• Data for processing
————————

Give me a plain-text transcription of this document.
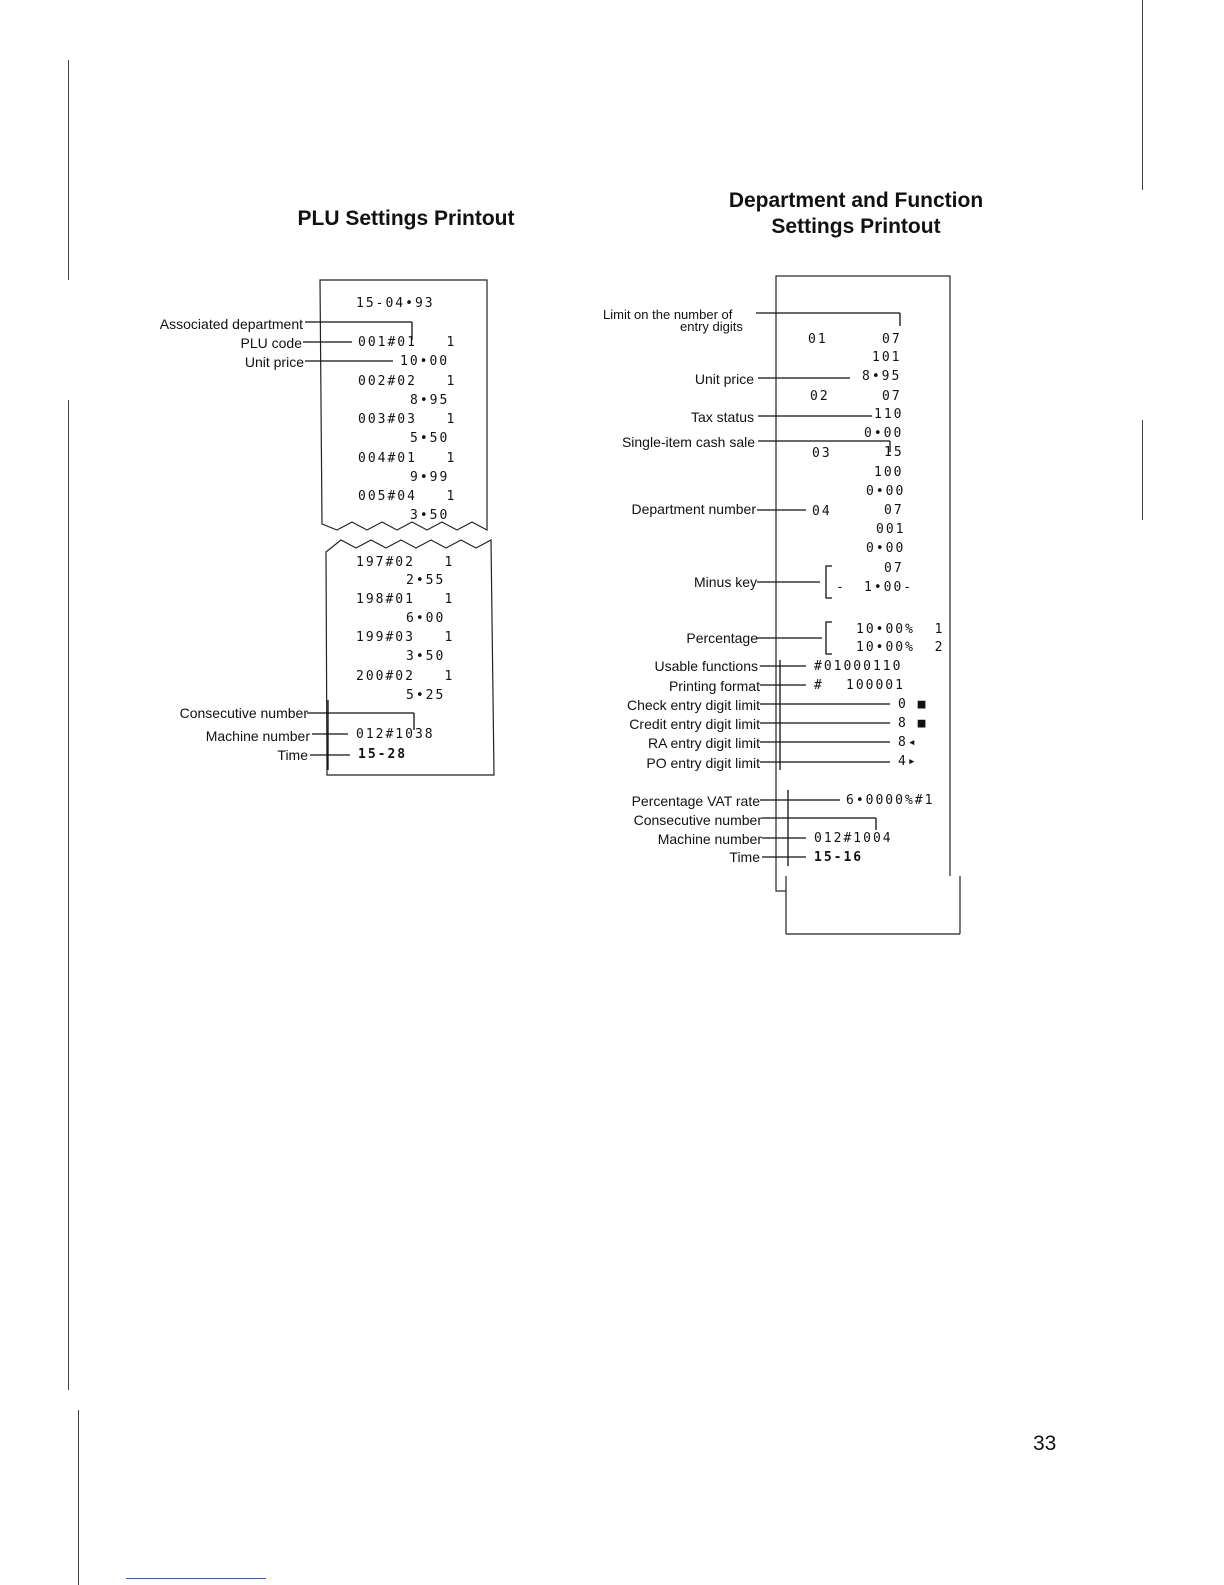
PLU Settings Printout
Associated department
PLU code
Unit price
Consecutive number
Machine number
Time
15-04•93
001#01   1
10•00
002#02   1
8•95
003#03   1
5•50
004#01   1
9•99
005#04   1
3•50
197#02   1
2•55
198#01   1
6•00
199#03   1
3•50
200#02   1
5•25
012#1038
15-28
Department and Function
Settings Printout
Limit on the number of
entry digits
Unit price
Tax status
Single-item cash sale
Department number
Minus key
Percentage
Usable functions
Printing format
Check entry digit limit
Credit entry digit limit
RA entry digit limit
PO entry digit limit
Percentage VAT rate
Consecutive number
Machine number
Time
01	07
101
8•95
02	07
110
0•00
03	15
100
0•00
04	07
001
0•00
07
- 1•00-
10•00%  1
10•00%  2
#01000110
# 100001
0 ■
8 ■
8◂
4▸
6•0000%#1
012#1004
15-16
33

————————

Transcribe every entry above exactly. Omit all pictures.

Give me a plain-text transcription of this document.
PLU Settings Printout
Associated department
PLU code
Unit price
Consecutive number
Machine number
Time
15-04•93
001#01   1
10•00
002#02   1
8•95
003#03   1
5•50
004#01   1
9•99
005#04   1
3•50
197#02   1
2•55
198#01   1
6•00
199#03   1
3•50
200#02   1
5•25
012#1038
15-28
Department and Function
Settings Printout
Limit on the number of
entry digits
Unit price
Tax status
Single-item cash sale
Department number
Minus key
Percentage
Usable functions
Printing format
Check entry digit limit
Credit entry digit limit
RA entry digit limit
PO entry digit limit
Percentage VAT rate
Consecutive number
Machine number
Time
01	07
101
8•95
02	07
110
0•00
03	15
100
0•00
04	07
001
0•00
07
- 1•00-
10•00%  1
10•00%  2
#01000110
# 100001
0 ■
8 ■
8◂
4▸
6•0000%#1
012#1004
15-16
33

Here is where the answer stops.